Exercise requirements - Lines that include the word "материалы" are the ones to copy.

Listed entries -

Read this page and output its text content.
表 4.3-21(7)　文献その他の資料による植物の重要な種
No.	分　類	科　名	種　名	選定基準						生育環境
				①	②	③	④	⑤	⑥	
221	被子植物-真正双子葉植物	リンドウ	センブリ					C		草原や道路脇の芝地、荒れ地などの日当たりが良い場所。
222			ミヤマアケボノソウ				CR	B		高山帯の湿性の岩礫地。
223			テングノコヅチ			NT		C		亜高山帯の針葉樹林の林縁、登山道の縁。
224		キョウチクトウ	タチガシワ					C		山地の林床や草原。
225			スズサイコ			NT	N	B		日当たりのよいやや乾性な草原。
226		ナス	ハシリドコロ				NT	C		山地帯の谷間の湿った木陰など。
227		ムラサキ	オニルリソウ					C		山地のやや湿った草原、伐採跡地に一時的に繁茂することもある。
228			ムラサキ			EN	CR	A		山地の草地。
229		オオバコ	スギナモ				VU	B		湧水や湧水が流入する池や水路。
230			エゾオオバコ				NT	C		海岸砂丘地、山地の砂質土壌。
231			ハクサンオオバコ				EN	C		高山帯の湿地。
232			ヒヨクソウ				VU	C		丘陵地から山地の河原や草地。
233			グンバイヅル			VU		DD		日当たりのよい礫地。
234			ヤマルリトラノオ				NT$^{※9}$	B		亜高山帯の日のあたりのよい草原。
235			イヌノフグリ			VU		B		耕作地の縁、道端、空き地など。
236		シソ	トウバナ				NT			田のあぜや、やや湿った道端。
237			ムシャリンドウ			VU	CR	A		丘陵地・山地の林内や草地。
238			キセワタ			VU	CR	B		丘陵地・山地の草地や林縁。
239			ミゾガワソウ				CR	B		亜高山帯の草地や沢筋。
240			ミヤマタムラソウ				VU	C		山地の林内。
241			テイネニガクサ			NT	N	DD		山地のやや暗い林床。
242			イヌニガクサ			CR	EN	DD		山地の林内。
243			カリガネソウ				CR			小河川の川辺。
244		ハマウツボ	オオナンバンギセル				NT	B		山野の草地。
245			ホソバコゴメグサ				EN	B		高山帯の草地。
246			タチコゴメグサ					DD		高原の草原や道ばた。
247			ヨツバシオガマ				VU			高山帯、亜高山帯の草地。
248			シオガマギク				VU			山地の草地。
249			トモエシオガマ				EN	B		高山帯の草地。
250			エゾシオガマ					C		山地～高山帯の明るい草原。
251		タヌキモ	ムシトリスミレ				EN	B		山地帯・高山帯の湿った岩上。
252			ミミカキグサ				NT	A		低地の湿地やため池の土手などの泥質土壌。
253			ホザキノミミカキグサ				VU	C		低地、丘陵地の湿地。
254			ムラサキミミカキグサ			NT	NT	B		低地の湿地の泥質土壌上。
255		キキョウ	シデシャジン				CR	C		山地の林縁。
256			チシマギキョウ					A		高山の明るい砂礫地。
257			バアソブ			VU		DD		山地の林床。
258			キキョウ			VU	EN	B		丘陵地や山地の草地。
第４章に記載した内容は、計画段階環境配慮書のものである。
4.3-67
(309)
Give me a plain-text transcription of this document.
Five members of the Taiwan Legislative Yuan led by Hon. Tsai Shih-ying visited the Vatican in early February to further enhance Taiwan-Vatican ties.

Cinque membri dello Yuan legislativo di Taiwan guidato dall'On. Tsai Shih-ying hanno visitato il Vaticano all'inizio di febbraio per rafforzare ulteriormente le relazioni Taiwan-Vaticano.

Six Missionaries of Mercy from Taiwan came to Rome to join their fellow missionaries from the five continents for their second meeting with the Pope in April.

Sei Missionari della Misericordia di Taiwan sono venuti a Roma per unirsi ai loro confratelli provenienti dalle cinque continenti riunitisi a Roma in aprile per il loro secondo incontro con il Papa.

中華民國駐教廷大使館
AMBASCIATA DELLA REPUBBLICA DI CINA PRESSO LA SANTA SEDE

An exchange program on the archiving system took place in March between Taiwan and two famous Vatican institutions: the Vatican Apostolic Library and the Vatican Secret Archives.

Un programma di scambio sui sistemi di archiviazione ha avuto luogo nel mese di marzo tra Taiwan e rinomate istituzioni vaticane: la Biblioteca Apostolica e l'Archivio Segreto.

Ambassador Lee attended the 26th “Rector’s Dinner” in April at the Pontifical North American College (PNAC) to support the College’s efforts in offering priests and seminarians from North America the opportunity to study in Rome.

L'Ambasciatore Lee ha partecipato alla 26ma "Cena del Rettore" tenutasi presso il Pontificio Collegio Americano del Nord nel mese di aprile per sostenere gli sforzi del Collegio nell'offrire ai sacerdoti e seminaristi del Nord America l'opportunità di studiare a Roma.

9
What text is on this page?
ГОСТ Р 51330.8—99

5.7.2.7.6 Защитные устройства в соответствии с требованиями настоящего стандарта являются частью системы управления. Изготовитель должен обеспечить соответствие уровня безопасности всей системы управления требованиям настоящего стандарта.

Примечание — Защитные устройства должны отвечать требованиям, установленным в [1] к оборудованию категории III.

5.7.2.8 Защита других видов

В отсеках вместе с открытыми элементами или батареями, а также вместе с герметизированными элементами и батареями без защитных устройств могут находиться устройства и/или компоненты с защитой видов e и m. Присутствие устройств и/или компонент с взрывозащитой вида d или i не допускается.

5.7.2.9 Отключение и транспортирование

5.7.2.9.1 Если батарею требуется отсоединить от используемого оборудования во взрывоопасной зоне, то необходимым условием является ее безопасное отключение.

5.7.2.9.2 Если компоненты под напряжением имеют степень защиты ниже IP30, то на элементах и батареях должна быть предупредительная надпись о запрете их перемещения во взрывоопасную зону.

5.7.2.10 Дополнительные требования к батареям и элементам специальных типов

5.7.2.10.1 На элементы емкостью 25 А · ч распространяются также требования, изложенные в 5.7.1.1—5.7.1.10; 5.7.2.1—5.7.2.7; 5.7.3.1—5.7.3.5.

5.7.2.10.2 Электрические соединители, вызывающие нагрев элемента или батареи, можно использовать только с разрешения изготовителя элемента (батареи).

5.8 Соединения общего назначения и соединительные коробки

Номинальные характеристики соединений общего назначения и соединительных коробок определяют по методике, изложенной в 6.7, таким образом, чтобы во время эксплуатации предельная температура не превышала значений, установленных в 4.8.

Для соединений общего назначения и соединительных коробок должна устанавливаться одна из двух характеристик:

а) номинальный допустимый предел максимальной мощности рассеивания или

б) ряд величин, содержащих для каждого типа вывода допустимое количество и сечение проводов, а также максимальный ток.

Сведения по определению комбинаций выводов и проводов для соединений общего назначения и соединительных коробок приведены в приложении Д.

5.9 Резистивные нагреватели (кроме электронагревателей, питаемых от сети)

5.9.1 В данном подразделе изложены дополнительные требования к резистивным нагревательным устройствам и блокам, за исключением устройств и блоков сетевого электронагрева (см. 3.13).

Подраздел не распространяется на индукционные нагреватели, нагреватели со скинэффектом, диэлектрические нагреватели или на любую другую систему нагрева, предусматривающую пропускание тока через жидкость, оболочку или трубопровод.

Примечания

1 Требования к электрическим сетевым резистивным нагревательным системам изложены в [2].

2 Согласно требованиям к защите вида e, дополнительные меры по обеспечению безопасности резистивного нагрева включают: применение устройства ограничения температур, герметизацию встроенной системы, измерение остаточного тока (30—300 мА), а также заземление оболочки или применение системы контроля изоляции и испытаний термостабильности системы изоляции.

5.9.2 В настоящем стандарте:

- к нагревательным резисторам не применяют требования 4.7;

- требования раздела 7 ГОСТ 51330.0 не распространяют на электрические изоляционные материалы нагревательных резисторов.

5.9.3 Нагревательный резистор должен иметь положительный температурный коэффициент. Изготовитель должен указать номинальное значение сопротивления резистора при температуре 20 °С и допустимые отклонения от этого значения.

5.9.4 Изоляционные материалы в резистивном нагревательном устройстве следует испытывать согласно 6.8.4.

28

Exercise output -
- требования раздела 7 ГОСТ 51330.0 не распространяют на электрические изоляционные материалы нагревательных резисторов.
5.9.4 Изоляционные материалы в резистивном нагревательном устройстве следует испытывать согласно 6.8.4.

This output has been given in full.